● **What you are asked to do**
According to the record review below, which label released S.C.U.M.?
------ Selected excerpt ------
Record of the Week: 偏執症者 (Paranoid): S.C.U.M. 12"

偏執症者 (Paranoid): S.C.U.M. 12" (Beach Impediment Records) The latest 12” EP from Swedish d-beat veterans 偏執症者 (Paranoid) signals a significant shake-up in their sound. In many ways, though, it extends what 偏執症者 (Paranoid) has been up to for the past several years, continuing to widen their music’s scope, which takes in d-beat, noise, heavy metal, black metal, Japanese hardcore, and plenty more. It’s hard to deny, though, that S.C.U.M. includes more raw, straightforward hardcore in the mixture than the past few records. 偏執症者 (Paranoid) sounds aggressive as fuck here, playing hard and fast and generating fucked-up tones that, like the best noise-punk, push past grating into the terrifyingly sublime. S.C.U.M. is hardly a back-to-basics record, though, as the sonic hallmarks of their past several records are all over this new EP, which has plenty of rocked-out riffs, soaring melodic lead guitar, and ambitious song structures… they’re just served on a plate of sandpaper. I’m sure plenty of people will say S.C.U.M. is the best record 偏執症者 (Paranoid) has made in years, and if you’ve lost touch with them over the past few albums, it’s time to check back in. And if you’ve been along for the entire ride, you’ll love how S.C.U.M. synthesizes sounds from across the band’s ever-growing discography.
------ Records provided ------
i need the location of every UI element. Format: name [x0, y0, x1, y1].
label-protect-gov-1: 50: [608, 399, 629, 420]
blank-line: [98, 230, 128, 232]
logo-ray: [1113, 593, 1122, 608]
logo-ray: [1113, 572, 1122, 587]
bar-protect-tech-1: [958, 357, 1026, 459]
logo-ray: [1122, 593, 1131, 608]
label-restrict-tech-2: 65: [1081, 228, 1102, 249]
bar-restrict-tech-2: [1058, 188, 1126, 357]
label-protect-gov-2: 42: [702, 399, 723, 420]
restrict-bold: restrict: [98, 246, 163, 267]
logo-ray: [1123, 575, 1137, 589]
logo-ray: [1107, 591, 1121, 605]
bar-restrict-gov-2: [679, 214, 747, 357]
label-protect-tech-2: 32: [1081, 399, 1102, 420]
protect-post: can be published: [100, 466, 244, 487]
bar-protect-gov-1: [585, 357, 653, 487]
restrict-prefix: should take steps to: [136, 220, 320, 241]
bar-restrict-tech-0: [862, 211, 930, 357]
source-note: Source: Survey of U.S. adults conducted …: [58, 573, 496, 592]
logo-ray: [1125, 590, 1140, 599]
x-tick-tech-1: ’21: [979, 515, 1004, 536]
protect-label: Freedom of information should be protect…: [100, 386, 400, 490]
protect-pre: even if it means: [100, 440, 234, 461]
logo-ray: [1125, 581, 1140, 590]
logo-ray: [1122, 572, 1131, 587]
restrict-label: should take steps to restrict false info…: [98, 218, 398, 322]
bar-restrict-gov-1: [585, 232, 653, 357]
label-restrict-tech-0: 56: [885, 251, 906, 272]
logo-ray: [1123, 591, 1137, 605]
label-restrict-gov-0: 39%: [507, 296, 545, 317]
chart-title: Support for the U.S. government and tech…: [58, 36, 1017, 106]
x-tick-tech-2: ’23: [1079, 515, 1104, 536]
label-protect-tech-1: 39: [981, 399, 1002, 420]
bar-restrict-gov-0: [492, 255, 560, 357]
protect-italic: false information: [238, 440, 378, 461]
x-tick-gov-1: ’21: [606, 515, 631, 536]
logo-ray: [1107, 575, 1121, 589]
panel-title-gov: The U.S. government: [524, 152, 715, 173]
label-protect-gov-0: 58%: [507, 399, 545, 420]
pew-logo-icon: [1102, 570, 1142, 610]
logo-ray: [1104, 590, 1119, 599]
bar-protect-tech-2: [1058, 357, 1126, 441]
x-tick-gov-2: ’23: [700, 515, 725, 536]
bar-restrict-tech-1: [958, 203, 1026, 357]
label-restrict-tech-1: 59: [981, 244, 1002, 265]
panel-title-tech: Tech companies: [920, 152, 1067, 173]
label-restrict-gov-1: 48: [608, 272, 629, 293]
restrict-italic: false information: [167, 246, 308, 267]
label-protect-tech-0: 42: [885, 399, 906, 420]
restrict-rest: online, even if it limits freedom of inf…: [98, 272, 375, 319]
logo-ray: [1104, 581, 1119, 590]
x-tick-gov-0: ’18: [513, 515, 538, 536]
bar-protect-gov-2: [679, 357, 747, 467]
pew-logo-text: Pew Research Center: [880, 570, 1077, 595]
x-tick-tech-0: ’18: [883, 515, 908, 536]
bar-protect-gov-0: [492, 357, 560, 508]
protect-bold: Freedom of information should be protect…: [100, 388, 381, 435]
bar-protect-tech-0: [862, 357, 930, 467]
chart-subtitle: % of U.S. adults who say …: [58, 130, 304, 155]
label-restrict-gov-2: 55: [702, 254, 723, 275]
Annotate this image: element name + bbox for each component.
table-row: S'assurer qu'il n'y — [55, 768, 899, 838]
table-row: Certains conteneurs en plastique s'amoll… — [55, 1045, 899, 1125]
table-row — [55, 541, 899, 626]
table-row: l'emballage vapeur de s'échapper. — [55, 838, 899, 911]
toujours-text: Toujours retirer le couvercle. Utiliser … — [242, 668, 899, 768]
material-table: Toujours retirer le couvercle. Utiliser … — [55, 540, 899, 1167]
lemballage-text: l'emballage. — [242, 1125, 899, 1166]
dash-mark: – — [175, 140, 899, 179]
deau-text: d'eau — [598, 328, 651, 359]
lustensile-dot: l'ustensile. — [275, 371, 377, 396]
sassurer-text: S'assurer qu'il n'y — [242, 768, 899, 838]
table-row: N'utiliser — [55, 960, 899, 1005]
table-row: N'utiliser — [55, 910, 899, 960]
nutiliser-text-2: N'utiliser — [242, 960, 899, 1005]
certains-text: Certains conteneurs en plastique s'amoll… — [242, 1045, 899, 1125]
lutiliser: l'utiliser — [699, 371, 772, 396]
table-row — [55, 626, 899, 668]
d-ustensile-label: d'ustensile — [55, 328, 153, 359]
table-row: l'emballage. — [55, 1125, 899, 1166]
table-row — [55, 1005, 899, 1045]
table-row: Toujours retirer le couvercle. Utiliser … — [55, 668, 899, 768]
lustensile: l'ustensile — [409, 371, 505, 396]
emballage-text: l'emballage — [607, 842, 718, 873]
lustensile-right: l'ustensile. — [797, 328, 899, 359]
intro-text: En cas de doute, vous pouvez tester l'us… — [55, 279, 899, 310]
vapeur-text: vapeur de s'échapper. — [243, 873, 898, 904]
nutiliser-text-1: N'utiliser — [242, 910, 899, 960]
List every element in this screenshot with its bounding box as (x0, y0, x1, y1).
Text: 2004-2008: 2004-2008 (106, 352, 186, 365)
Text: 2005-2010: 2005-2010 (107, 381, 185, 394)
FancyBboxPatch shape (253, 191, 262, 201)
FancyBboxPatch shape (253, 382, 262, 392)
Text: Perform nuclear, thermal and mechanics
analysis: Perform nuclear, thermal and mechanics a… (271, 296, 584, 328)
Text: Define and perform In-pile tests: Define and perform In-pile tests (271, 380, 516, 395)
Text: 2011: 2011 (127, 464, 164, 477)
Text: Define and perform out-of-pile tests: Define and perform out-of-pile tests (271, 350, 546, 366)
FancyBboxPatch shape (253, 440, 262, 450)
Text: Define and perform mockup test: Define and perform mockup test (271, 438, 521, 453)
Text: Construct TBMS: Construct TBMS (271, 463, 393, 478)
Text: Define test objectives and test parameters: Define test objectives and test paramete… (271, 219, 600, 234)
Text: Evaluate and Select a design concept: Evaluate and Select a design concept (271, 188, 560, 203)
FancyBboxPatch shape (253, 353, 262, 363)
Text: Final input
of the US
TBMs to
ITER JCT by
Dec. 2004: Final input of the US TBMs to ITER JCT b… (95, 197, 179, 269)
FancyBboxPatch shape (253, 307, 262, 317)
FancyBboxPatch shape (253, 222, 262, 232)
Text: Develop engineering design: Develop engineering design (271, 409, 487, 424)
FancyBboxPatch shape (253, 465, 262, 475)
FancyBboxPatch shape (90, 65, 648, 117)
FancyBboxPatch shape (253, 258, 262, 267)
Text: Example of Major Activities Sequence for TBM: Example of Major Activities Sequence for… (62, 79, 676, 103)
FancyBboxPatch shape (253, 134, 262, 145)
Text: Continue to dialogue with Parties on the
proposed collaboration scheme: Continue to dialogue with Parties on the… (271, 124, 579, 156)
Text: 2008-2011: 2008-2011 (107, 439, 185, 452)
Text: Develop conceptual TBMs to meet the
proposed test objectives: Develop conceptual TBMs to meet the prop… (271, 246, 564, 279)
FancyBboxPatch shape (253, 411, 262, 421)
------
● **Response area**
Beach Impediment Records